Problem to work on >>
Copy each line of the entries beneath that contains the word "page".

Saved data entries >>
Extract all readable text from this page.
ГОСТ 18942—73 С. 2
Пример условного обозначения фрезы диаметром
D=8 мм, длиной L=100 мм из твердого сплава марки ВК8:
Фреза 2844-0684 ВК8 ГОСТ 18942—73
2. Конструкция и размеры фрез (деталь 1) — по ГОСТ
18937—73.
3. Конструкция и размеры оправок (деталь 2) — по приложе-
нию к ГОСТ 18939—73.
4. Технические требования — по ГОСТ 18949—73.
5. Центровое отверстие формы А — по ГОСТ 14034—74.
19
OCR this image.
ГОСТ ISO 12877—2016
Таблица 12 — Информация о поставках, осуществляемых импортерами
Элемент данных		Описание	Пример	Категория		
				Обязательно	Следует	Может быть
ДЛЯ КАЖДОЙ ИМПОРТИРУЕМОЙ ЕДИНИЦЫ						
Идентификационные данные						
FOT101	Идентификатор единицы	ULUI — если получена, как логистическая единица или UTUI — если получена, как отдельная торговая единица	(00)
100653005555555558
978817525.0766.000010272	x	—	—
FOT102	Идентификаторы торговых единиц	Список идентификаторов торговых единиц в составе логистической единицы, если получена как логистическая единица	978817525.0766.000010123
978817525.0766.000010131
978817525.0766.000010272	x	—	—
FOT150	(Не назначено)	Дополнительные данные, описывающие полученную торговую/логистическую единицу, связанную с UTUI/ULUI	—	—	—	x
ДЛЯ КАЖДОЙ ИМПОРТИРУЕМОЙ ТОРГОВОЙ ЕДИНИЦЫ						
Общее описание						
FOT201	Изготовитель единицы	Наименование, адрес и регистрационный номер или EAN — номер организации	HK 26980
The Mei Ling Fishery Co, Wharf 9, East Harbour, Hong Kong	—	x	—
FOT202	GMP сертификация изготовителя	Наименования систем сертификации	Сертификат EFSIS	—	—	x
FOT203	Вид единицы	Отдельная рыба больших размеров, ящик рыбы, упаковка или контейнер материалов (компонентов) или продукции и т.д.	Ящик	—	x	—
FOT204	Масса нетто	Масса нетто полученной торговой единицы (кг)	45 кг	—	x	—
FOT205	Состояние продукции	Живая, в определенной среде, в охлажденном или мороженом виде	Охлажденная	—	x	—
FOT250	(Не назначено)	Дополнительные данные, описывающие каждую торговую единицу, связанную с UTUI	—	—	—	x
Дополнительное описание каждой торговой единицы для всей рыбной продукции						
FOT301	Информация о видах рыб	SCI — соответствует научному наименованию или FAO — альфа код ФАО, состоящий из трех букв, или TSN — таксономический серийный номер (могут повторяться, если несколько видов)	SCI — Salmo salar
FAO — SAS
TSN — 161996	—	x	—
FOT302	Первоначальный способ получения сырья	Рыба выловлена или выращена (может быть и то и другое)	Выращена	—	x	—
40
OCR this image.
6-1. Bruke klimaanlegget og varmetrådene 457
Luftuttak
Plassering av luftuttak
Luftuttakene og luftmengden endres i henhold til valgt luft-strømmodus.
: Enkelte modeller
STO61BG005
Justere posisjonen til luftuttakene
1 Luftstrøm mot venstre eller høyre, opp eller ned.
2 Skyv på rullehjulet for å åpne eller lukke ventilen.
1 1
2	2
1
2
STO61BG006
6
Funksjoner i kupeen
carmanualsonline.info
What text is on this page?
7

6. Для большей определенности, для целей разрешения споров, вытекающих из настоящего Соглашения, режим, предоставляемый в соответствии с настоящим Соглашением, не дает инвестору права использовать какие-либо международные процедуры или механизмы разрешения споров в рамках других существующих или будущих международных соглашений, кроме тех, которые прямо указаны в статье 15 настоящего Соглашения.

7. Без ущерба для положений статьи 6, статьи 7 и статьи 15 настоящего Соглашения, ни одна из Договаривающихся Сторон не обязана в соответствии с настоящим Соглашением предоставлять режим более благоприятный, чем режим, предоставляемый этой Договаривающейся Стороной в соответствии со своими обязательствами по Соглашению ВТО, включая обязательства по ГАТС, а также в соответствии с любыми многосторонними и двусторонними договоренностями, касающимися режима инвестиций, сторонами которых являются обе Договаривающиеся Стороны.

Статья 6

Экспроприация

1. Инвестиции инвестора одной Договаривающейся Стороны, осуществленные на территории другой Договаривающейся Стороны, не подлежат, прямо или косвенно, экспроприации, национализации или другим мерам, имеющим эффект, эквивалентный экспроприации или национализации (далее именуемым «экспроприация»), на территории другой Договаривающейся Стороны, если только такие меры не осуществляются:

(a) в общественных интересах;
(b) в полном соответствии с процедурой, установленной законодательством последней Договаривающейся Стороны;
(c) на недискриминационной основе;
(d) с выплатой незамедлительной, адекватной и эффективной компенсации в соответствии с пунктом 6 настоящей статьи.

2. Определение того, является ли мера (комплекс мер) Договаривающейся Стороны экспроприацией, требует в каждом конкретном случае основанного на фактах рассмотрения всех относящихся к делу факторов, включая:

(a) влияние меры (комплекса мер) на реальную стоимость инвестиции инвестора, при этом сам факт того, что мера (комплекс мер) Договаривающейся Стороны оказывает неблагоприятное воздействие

Task result >>
Extract all readable text from this page.
What text is on this page?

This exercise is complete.